■ WHAT IS BEING ASKED
Find the word "Asian" in the records below. List each line containing it.

■ EXERCISE DATA
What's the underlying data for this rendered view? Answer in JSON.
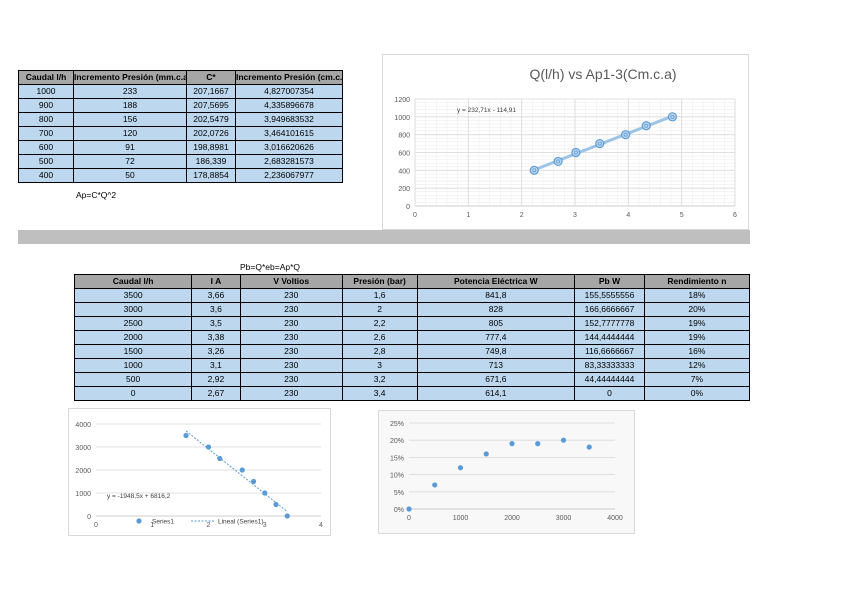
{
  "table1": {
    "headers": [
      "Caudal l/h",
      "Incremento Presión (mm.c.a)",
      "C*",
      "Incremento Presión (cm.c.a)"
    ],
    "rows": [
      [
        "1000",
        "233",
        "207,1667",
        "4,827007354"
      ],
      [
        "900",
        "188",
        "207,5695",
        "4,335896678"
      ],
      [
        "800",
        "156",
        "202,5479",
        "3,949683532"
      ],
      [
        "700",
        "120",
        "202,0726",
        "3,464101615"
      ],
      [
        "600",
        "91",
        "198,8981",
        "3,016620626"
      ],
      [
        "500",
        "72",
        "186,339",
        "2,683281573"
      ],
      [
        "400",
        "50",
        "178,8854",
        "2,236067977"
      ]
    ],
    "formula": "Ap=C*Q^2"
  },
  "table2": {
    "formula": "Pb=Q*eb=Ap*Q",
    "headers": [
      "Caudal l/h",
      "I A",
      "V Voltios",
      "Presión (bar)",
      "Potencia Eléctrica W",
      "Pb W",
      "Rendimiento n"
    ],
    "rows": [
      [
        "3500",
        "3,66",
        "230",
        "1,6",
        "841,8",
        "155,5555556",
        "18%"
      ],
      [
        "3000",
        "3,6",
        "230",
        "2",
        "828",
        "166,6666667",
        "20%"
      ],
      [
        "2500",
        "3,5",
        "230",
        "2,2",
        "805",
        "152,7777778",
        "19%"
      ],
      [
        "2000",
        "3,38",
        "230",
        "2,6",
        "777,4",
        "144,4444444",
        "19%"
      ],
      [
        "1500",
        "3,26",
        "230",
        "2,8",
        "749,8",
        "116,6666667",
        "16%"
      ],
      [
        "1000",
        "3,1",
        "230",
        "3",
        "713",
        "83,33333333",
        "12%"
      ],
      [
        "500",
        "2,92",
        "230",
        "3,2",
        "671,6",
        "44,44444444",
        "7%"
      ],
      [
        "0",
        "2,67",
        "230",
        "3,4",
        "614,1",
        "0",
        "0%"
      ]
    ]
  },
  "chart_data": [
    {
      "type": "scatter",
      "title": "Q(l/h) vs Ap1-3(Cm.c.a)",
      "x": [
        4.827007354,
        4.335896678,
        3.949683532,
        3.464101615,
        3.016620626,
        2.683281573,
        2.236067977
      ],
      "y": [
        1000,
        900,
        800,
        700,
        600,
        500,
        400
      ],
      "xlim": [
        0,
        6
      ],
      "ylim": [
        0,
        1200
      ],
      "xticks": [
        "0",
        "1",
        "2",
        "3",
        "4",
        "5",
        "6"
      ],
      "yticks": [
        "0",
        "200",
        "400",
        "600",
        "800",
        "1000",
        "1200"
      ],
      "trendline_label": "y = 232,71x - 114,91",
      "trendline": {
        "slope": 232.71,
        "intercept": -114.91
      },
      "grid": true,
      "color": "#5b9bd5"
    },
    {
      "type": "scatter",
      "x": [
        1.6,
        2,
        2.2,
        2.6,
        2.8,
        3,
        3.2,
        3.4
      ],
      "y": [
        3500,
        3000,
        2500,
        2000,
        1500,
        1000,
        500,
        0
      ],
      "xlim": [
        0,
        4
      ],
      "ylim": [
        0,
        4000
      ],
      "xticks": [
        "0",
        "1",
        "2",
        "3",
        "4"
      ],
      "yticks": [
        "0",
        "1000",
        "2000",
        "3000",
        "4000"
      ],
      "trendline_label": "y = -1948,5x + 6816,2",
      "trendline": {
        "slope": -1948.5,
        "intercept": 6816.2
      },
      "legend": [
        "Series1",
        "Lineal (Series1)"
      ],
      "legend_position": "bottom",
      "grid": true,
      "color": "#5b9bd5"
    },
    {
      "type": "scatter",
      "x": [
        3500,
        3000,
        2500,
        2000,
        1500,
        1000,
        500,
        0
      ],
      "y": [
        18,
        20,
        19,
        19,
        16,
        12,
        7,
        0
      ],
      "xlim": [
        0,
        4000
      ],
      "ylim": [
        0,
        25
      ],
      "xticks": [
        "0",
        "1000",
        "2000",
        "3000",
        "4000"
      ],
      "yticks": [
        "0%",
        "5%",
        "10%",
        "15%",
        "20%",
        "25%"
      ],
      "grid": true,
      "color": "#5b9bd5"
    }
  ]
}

---

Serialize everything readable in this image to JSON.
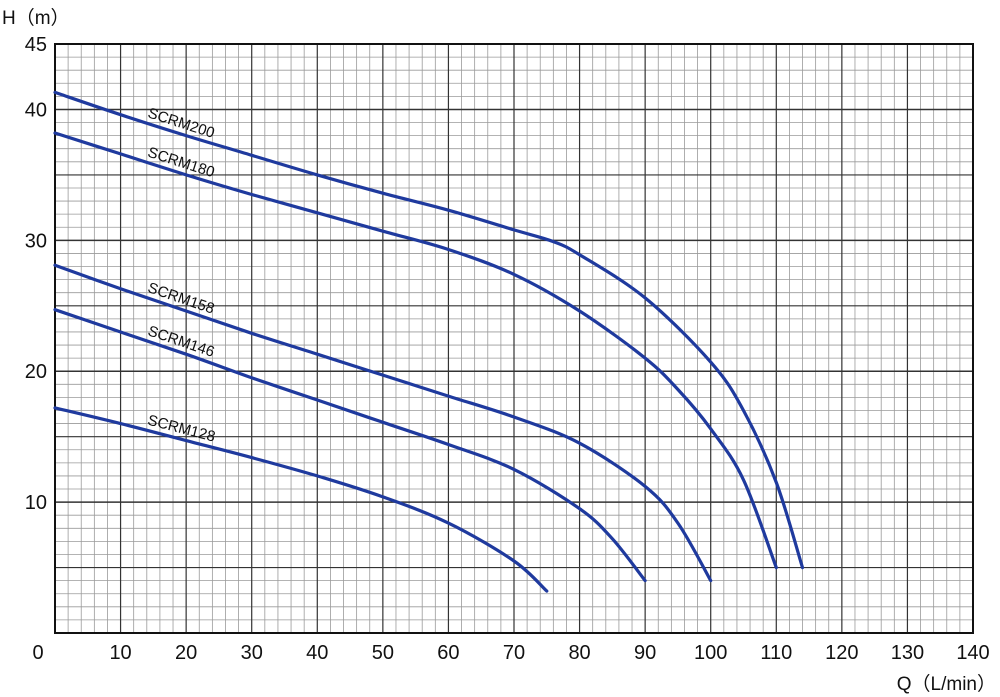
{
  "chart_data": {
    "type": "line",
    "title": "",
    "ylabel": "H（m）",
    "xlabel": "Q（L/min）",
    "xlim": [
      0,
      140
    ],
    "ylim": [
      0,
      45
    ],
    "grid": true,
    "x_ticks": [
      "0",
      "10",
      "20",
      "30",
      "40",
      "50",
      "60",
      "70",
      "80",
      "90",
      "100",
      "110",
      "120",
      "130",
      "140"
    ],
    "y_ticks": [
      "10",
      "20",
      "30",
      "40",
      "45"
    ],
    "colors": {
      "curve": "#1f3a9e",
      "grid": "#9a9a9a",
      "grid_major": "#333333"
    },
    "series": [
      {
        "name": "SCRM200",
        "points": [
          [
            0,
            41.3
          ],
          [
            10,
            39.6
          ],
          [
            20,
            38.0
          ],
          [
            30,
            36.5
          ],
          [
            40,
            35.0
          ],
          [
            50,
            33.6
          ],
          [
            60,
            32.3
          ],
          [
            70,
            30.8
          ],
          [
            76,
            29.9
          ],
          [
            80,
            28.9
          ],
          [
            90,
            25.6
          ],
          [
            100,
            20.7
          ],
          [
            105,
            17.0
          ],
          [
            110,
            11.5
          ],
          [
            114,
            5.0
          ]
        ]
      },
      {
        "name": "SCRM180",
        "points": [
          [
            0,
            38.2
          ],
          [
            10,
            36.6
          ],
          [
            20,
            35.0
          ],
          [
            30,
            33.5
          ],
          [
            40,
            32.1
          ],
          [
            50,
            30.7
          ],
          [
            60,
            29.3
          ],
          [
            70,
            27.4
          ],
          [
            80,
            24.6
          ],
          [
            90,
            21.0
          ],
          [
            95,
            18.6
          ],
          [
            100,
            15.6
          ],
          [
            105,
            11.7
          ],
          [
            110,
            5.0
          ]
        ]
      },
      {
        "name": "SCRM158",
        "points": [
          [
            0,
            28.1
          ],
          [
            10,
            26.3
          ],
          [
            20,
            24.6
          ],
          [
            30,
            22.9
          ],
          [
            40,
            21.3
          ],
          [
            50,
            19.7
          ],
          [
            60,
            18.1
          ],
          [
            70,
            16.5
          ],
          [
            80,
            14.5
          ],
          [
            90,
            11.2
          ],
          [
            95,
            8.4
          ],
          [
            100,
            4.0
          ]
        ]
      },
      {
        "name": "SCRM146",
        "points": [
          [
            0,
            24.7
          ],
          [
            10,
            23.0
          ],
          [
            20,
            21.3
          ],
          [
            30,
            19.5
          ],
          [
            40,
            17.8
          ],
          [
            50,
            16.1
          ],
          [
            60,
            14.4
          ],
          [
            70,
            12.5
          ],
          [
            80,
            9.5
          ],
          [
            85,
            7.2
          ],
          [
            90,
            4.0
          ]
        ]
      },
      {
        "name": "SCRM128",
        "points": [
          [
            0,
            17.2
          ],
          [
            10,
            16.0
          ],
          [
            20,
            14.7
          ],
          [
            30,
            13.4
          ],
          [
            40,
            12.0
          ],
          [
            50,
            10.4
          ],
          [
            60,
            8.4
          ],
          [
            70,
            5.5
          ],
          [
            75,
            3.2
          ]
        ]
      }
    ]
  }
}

* * *

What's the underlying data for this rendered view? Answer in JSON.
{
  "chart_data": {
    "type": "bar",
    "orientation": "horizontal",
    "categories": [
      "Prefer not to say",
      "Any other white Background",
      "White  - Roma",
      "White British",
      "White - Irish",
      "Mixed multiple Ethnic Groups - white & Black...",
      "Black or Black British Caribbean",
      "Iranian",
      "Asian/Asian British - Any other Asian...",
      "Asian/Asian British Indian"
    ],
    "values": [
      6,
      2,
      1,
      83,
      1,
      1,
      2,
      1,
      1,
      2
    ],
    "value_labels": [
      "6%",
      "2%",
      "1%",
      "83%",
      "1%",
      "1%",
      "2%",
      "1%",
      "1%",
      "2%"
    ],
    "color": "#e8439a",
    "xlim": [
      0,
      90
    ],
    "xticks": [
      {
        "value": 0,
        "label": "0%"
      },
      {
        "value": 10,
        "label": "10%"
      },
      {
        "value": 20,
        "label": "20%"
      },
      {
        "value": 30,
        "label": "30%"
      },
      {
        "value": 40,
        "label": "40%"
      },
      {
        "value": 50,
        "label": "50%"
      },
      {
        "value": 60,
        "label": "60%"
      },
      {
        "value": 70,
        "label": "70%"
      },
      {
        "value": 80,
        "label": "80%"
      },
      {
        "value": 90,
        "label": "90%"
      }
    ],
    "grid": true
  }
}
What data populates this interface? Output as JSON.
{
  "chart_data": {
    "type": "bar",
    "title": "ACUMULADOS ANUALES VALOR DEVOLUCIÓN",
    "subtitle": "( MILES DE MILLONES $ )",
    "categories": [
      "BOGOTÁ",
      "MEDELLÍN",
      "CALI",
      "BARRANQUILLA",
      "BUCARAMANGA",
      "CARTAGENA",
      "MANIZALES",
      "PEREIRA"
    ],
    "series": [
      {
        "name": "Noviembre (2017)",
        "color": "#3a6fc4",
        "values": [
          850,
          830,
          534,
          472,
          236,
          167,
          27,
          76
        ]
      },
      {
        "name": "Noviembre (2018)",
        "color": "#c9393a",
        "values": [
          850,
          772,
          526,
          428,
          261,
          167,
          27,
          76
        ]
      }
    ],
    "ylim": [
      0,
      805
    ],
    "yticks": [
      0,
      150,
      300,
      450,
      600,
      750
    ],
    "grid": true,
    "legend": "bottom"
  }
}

■ EXERCISE OUTPUT
      "Asian/Asian British - Any other Asian...",
      "Asian/Asian British Indian"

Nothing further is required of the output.